What is expected:
Give the listing again exactly, omitting its images.

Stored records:
+---+

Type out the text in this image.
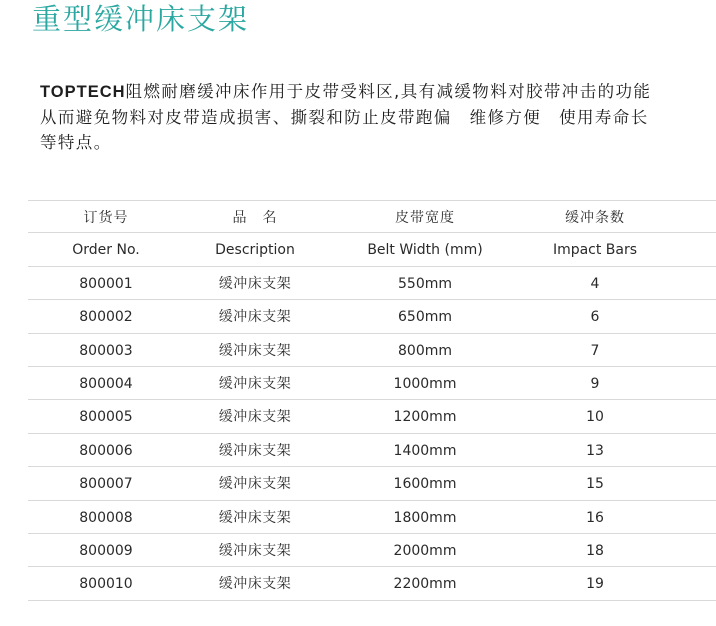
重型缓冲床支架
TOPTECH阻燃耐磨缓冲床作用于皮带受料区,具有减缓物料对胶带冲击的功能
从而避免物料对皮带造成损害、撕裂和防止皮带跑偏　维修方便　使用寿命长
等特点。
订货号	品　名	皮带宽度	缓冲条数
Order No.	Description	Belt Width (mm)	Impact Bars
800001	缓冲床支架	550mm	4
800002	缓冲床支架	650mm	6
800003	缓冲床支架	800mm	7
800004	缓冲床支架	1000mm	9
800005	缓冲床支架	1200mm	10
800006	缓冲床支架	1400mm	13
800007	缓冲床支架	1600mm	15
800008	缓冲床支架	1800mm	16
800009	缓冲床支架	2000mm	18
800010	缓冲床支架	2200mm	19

+---+

Answer to the problem:
Type out the text in this image.
重型缓冲床支架
TOPTECH阻燃耐磨缓冲床作用于皮带受料区,具有减缓物料对胶带冲击的功能
从而避免物料对皮带造成损害、撕裂和防止皮带跑偏　维修方便　使用寿命长
等特点。
订货号	品　名	皮带宽度	缓冲条数
Order No.	Description	Belt Width (mm)	Impact Bars
800001	缓冲床支架	550mm	4
800002	缓冲床支架	650mm	6
800003	缓冲床支架	800mm	7
800004	缓冲床支架	1000mm	9
800005	缓冲床支架	1200mm	10
800006	缓冲床支架	1400mm	13
800007	缓冲床支架	1600mm	15
800008	缓冲床支架	1800mm	16
800009	缓冲床支架	2000mm	18
800010	缓冲床支架	2200mm	19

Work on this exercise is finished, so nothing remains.